By the time Richie Ramsay gets to the European Tour’s flagship event, the BMW PGA Championship, at the end of the month, the Scot will have probably forgotten how to play routine, 72-hole strokeplay golf.

His schedule up until then is not quite golf as we know it, more like something out of the Innovations Catalogue; you know, that publication of quirks and curiosities in which you could purchase an egg timer that doubled up as a screw driver and bottle opener.

This step into the world of golfing experimentation ended prematurely on Saturday as Ramsay, and his playing partner Scott Jamieson, failed to qualify from the group stages of the GolfSixes at The Centurion Club.

While the inspired Irish pairing of Gavin Moynihan and Paul Dunne took the ultimate honours last night with a 2-0 win over the French duo of Romain Wattel and Mike Lorenzo-Vera in the final, Ramsay was looking forward to another stab at something a bit different.

The 34-year-old is giving the forthcoming Rocco Forte Sicilian Open a miss and will return to action in a fortnight for the Belgian Knockout, another “innovative” addition to the European Tour’s diary.

This new tournament, hosted by the Belgian Ryder Cup player Thomas Pieters, will see players contest 36-holes of strokeplay over the first couple of days. Nothing earth-shattering there, then. But the format will change for the weekend with the top 64 players progressing to the knock-out stages played over nine holes of matchplay golf.

It’s hardly a revolutionary idea, of course. Most top end amateur events have the strokeplay stage followed by the head-to-head phase and Ramsay was well versed in that type of golfing combat during his successful stint in the unpaid ranks.

As he prepares for more dabblings into fresh, suck-it-and-see formats on the professional front, the three-time European Tour winner believes the simplicity of the Belgian tournament is its strength.

Amid a non-golfing crowd, there has been suggestions that this weekend’s GolfSixes could be made even more basic. The greensomes format – whereby both players on the team have a tee shot, pick the best of the two and then play alternate shots from there – may be easy to fathom for regular golfers but some casual observers out on the course were still not quite sure what was happening even though they were lapping up the fare on offer.

“I like the idea of the Belgian format, which is simple,” noted Ramsay. “It’s strokeplay, it’s matchplay, anybody can understand that. It starts getting difficult when you make it quite complicated. You are trying to attract people who would not ordinarily go to a golf tournament. They need to understand the format straight away.

“The 72-hole format is always going to be the core but bringing that into an Amateur Championship-type deal, where it’s strokeplay and then matchplay is a good idea. They don’t have to be counting tournaments (for order of merit) all the time. You could have some kind of silly season, where there’s a ladies tour player, a main tour player, a senior player and just have a month where there’s a break and you use those tournaments to generate interest.”

There was plenty of interest generated over a lively couple of days in the sunny south and the glorious weather certainly helped the come-all-ye, festival vibe.

As often is the case with these knock-out affairs, the favourites of the majority of the fans were sent packing as the England women’s team, the England men’s team and a European female duo lost in the quarter-finals to Ireland, France and Australia respectively.

It was left to the Irish and the French – both teams had beaten Scotland in the group stages – to fight it out for the title and, in the end, Moynihan and Dunne were celebrating a sixes win which gave them both a handy five figure cheque of some £90,000.

It was a strange week for Moynihan. The 23-year-old, who won the Scottish Amateur Open Strokeplay title in 2013, has missed 10 successive cuts on both the European Tour and the Challenge Tour this season but found his form in the matchplay format and savoured a memorable win.

In 35 holes over the weekend, the Irish pairing dovetailed superbly and were approximately 21-under. “It’s the most fun I’ve had on a golf course since I turned pro,” said Moynihan.

● Questions:
(A) Repeat the golf article word for word, starting with "There was plenty" and going on through "and Australia respectively.".
(B) Does the golf article support each statement? Answer yes or no, and quote the words that decide it.
(i) Ramsay plans to play in the Rocco Forte Sicilian Open.
(ii) At the Belgian Knockout, the top 64 players move on to knock-out stages of nine-hole matchplay.
(iii) Moynihan has missed 10 successive cuts this season.
Work only from the golf article.

(Data items)
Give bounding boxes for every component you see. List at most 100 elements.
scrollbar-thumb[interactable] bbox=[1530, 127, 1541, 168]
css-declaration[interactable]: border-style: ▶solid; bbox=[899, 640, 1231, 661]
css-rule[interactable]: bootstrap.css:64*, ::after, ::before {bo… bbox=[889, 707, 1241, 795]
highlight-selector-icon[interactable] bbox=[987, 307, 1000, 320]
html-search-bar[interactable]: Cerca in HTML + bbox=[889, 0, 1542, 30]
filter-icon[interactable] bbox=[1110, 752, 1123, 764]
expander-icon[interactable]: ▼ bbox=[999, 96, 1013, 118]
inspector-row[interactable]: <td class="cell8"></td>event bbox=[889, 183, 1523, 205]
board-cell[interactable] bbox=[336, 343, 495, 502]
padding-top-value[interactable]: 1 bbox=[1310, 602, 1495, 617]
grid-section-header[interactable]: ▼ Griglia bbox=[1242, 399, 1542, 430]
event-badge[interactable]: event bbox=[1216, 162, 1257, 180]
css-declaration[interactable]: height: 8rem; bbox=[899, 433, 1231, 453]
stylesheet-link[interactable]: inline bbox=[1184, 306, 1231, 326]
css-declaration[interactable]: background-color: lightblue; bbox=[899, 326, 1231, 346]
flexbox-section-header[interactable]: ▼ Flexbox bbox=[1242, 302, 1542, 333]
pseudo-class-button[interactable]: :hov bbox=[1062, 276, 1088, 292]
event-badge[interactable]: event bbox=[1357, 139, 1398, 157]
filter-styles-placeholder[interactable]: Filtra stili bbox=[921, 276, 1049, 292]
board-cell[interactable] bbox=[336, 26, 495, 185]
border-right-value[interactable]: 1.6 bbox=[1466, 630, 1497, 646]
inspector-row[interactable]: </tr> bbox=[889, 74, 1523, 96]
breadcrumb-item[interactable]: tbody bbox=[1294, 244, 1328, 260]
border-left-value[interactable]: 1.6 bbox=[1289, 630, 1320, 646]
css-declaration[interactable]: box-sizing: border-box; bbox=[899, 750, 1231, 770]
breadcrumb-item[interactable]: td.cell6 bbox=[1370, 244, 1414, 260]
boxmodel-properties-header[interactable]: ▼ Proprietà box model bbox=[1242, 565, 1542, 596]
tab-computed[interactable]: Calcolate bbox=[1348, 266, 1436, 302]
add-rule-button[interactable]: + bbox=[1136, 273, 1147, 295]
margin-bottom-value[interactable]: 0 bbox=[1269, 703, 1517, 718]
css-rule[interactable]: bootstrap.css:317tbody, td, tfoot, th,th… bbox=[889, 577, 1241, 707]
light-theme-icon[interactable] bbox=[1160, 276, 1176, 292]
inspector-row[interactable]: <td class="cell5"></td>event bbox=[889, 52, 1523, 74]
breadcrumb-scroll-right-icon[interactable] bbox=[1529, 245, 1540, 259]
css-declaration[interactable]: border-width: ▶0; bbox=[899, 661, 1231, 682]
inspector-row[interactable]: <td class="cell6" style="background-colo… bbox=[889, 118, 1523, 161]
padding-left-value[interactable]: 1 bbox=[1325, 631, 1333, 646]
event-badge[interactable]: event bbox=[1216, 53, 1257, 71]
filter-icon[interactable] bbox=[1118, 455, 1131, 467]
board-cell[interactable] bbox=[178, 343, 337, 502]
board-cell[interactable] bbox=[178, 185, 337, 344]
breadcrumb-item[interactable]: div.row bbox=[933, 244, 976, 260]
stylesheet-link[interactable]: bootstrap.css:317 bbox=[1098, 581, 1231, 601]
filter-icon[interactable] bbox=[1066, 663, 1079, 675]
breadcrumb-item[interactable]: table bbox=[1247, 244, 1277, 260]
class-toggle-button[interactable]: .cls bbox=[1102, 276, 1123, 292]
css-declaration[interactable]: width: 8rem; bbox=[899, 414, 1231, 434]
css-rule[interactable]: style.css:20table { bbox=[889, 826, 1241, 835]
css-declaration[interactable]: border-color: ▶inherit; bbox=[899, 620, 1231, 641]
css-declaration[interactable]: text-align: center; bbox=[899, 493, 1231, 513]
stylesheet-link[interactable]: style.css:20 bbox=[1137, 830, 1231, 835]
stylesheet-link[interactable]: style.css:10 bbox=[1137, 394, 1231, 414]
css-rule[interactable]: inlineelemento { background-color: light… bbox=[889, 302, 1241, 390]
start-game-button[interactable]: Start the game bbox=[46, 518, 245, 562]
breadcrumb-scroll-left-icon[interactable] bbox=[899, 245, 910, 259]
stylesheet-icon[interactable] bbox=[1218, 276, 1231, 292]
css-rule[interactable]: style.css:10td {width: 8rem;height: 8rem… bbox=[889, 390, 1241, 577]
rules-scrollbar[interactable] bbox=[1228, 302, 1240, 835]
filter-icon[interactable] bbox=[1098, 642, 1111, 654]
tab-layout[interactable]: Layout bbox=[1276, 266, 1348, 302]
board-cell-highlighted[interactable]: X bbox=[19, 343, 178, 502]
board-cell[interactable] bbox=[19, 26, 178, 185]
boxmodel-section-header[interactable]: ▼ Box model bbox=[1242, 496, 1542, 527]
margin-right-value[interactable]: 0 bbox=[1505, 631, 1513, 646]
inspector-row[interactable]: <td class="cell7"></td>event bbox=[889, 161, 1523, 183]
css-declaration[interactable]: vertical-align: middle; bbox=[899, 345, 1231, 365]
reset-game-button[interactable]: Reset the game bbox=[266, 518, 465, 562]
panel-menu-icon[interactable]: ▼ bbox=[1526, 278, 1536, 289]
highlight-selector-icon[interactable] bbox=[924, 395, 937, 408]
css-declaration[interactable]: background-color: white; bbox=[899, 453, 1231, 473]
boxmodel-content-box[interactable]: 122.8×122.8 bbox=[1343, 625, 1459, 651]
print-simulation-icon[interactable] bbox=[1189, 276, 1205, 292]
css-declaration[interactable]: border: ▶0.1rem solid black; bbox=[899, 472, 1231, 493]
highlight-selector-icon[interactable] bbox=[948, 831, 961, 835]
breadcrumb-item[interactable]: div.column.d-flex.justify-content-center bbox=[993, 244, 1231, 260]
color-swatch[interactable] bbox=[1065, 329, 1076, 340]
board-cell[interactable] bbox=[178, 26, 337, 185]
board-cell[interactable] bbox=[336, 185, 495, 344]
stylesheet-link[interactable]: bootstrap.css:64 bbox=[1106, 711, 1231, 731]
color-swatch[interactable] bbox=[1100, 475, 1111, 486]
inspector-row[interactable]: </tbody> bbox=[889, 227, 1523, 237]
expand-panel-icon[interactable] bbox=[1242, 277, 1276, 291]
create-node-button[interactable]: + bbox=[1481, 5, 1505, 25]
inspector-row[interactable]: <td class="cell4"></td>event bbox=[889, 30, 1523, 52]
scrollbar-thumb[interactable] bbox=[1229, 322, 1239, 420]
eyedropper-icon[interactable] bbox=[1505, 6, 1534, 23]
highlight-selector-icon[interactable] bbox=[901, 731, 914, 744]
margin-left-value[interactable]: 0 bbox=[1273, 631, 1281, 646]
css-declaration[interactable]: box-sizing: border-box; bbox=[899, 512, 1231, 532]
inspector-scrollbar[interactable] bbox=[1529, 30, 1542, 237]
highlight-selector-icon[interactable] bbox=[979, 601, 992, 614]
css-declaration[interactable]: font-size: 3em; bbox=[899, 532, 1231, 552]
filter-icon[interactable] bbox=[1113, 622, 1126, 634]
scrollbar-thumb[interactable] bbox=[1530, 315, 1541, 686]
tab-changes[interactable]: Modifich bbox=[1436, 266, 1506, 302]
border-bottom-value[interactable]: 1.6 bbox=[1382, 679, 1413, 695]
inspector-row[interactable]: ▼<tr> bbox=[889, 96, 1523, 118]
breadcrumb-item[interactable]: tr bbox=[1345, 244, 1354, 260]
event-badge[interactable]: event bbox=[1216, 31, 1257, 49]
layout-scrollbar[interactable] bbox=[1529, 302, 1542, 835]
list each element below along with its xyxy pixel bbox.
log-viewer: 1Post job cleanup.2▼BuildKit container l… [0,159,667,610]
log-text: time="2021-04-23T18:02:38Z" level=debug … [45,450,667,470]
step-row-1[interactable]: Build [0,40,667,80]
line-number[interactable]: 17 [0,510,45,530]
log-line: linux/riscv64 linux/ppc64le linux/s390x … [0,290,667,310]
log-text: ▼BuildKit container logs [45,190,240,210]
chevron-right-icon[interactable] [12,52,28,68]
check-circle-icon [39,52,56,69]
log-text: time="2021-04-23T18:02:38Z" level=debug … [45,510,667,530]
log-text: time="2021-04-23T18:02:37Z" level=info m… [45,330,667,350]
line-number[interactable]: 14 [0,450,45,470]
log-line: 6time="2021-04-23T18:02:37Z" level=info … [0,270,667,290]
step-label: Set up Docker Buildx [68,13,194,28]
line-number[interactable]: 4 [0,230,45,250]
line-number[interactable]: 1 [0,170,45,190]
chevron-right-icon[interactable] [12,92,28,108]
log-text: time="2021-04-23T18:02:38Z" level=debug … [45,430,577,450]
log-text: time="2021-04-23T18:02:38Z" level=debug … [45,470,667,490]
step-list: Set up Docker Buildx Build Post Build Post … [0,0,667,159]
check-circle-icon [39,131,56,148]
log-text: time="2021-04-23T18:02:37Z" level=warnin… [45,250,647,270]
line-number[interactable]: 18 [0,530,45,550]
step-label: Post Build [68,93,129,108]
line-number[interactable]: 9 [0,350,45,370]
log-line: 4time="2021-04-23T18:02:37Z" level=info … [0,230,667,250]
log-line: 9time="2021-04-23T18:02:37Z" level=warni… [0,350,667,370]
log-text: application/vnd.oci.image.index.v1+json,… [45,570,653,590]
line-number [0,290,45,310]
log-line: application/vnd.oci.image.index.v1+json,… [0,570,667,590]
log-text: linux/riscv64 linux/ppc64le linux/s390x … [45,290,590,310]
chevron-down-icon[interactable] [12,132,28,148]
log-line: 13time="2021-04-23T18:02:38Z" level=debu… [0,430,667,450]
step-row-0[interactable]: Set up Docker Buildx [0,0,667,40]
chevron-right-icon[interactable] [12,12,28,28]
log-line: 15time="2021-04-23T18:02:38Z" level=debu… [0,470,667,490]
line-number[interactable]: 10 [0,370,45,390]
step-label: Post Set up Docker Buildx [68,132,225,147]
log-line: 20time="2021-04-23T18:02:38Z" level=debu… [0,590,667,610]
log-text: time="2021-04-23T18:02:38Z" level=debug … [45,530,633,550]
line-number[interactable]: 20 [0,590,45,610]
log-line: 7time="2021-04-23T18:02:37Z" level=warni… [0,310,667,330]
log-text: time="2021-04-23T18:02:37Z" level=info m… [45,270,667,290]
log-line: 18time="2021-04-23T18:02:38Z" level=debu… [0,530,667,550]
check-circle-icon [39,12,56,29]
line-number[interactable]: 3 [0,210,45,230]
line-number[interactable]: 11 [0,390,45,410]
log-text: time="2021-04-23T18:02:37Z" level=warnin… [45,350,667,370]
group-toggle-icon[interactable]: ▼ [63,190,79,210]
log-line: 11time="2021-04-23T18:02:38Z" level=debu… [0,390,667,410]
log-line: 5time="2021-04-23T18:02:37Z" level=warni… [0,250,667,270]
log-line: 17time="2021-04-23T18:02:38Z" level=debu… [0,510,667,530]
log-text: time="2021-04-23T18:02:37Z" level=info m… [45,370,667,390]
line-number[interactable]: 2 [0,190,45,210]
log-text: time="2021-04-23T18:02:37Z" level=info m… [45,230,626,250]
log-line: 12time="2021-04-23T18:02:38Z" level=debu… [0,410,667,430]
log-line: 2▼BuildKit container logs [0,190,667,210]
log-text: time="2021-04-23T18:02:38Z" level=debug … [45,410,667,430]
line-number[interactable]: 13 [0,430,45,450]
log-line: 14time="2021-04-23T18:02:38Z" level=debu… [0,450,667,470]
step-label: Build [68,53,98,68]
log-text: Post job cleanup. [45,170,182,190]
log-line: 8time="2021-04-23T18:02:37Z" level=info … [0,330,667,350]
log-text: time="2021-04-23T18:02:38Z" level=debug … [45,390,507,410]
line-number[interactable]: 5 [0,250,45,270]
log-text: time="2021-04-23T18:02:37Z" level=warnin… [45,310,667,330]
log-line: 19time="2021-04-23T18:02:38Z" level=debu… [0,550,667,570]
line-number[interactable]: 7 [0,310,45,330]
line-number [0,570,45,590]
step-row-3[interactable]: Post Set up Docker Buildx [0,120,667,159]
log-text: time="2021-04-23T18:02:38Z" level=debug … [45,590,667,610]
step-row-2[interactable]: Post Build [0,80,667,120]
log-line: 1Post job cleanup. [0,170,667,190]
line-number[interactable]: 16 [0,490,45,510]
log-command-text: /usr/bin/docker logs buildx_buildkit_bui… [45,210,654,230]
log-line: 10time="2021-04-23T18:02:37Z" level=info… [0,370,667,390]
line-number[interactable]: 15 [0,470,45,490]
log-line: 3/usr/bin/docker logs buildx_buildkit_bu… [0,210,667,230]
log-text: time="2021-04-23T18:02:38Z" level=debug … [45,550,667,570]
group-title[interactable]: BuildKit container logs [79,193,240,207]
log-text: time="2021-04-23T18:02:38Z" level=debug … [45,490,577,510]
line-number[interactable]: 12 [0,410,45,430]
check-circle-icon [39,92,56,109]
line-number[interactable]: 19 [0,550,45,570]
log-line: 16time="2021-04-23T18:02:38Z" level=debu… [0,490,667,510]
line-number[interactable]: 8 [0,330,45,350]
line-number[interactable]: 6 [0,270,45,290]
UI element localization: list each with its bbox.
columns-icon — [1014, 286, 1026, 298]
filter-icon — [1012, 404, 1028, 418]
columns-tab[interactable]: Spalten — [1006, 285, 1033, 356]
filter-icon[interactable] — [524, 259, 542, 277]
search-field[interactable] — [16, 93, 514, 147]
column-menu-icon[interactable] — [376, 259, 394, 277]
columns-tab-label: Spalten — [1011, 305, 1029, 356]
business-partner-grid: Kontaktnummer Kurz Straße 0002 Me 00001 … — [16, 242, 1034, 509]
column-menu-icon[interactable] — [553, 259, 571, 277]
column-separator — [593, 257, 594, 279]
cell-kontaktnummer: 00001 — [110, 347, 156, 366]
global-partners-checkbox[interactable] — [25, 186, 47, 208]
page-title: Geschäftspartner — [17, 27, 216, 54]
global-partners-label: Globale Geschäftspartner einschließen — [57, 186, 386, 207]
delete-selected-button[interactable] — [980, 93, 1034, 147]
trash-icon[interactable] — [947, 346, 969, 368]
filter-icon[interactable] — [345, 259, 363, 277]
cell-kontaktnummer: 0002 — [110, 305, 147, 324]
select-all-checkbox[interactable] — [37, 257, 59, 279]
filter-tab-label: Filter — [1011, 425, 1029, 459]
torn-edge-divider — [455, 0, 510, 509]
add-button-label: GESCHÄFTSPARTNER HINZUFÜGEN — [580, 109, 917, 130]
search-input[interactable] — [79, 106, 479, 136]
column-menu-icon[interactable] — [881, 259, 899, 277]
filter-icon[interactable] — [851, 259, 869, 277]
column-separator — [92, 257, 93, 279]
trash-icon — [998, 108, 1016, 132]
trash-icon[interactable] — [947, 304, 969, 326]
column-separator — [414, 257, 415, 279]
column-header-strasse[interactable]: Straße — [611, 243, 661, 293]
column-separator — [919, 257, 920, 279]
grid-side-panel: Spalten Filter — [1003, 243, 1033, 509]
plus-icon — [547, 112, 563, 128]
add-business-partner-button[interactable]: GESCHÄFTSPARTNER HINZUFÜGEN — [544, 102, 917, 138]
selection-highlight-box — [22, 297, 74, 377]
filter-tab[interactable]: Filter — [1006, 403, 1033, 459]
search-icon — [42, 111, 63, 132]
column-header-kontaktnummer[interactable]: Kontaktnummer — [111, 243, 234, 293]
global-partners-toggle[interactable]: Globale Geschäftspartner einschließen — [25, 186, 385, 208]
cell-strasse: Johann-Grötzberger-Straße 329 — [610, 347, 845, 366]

● Activity answers:
(A)
There was plenty of interest generated over a lively couple of days in the sunny south and the glorious weather certainly helped the come-all-ye, festival vibe.

As often is the case with these knock-out affairs, the favourites of the majority of the fans were sent packing as the England women’s team, the England men’s team and a European female duo lost in the quarter-finals to Ireland, France and Australia respectively.

(B)
(i) No: "The 34-year-old is giving the forthcoming Rocco Forte Sicilian Open a miss"
(ii) Yes: "the top 64 players progressing to the knock-out stages played over nine holes of matchplay golf"
(iii) Yes: "has missed 10 successive cuts on both the European Tour and the Challenge Tour this season"